- Görevler
(1) Milli takım hakkındaki yazıya göre, Almanya yerine Türkiye'yi seçen Can Uzun kaç dakika oynatılmıştır?
(2) Milli takım hakkındaki yazıyı, son cümlesinin ardından sürdürünüz.

- Verilen Metin
┄┄┄┄┄┄┄┄┄┄

Montella’nın şarkısı
Aslında şarkı güzel başladı. S. Kuntz döneminin karamsarlığının yerini ümit almıştı. O günler de Uğurcan Çakır’ın performansı ile Hırvatları 1-0 forvetsiz geçişimizin de çok üstünde durmamıştık.
Ancak ne oldu ise sonrasında oldu. Kamuoyu baskısı ile milli takıma çağrılan gençlerin oynaması TFF ve Altıntop tarafından istenmedi ve önlerine afaki bir 2028-2032 hedefi kondu. Önce Semih süre alamadan ihtiyaç var diyerek U21’e gönderildi. Semih çıktı İtalya’ya da golünü attı.
Gariplikler bununla da bitmedi; büyük umutlarla Almanya yerine milli takımımızı seçen Can Uzun sadece 14 dakika oynatılıp evine gönderildi.
Bundan sonra hangi gurbetçi milli takımı seçer ki?
Hazırlık maçlarında 4-6-0 çöktü ve kamuoyu baskısı ile Cenk, Bertuğ ve Semih kadroya girdi. Ancak TFF tepesi ile kavgalı Beşiktaş’ın yıldızları tek kalemde yok sayılırken özellikle Semih’e karşı bir itibarsızlaştırma çabasına girişildi.

┄┄┄┄┄┄┄┄┄┄

- Veri Satırları

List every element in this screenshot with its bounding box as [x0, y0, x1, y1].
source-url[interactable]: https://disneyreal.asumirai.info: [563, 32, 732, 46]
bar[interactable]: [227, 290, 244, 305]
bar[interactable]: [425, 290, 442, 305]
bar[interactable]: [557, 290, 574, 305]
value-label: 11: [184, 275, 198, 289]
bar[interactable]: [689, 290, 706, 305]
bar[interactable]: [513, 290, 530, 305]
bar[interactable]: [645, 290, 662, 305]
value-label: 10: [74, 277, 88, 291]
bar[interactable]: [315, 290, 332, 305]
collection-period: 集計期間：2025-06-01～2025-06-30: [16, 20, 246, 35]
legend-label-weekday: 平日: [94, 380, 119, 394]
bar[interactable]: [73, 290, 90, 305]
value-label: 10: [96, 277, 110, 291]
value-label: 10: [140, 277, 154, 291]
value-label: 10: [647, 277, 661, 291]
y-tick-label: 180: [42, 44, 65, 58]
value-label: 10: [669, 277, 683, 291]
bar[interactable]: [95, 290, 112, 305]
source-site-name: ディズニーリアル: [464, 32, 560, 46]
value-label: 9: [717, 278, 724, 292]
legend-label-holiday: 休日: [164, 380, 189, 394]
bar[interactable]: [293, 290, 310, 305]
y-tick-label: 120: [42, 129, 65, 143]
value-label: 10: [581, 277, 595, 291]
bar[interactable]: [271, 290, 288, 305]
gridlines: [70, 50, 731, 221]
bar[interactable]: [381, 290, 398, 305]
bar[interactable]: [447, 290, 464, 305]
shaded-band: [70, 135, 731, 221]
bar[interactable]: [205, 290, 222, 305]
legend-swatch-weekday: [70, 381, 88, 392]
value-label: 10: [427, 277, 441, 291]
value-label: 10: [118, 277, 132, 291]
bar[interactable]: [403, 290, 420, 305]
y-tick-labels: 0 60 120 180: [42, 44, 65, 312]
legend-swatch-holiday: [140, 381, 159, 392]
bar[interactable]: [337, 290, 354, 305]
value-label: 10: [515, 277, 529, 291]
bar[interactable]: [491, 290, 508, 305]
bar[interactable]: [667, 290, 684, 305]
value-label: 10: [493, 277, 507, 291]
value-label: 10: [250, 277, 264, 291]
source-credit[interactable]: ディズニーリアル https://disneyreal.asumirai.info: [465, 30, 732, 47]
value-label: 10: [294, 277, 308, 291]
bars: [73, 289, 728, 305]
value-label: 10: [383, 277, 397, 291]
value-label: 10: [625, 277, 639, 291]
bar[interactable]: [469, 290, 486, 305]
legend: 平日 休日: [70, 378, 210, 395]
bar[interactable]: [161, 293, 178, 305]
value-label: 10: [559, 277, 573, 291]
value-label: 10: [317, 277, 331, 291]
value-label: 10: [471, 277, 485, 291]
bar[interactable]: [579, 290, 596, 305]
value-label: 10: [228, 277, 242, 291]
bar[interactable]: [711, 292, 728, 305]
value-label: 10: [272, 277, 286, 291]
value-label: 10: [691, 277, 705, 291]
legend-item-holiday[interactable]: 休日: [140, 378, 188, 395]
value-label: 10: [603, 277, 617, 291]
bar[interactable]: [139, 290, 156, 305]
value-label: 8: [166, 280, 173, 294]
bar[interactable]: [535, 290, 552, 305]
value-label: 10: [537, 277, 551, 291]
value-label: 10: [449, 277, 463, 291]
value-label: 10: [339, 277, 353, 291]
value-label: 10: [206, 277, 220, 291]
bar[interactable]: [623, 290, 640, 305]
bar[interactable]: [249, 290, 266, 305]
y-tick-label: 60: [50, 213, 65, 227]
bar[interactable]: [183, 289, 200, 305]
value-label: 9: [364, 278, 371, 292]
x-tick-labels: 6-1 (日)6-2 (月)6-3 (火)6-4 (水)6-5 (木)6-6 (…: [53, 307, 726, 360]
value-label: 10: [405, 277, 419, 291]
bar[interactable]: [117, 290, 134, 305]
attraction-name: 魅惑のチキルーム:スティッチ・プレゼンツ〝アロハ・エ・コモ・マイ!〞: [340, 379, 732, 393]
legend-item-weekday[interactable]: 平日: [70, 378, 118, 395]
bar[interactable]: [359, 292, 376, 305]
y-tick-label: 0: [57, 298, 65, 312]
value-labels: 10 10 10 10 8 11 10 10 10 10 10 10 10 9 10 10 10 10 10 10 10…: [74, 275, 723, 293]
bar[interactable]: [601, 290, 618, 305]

┄┄┄┄┄┄┄┄┄┄

- Alıştırma Yanıtları
(1) Can Uzun yalnızca 14 dakika oynatılmıştır.

(2)
Tarihin en kötü Beşiktaş’ında 35 maça 12 gol 4 asist sığdıran Semih kendi kulvarında büyük bir yetenek olan ama gol becerisi 100 yılın Galatasaray’ında 55 maçta 7 gol 11 asisti ancak bulan Barış Alper’e göre yetersiz ilan edildi. Daha önce Galatasaray’da forma bile giyemeyen Halil Dervişoğlu’na bile milli forma verilmişti.
Aslında hedef sadece Semih değildir, Arda Güler de hedefteydi ancak, kamuoyu baskısı, Real Madrid etiketi ve hepsinin ötesinde Arda’nın sonuçlara direkt etkisi bu planı altüst etti. Portekiz yenilgisi de Arda’sız bir takımın düşünülemeyeceğini gösterirken, Cenk’in “forvetsiz maç kazanılmaz” ikazına rağmen 4-6-0’dan vazgeçilmez. Ve Arda gibi bir yetenek forvetsiz oyuna mahkum edildi.
Sırf daha fazla oynansın diye yoldan geçenin alındığı 6 gruplu, son 16’ya kalamayanın dövüldüğü bir EURO 2024 izledik.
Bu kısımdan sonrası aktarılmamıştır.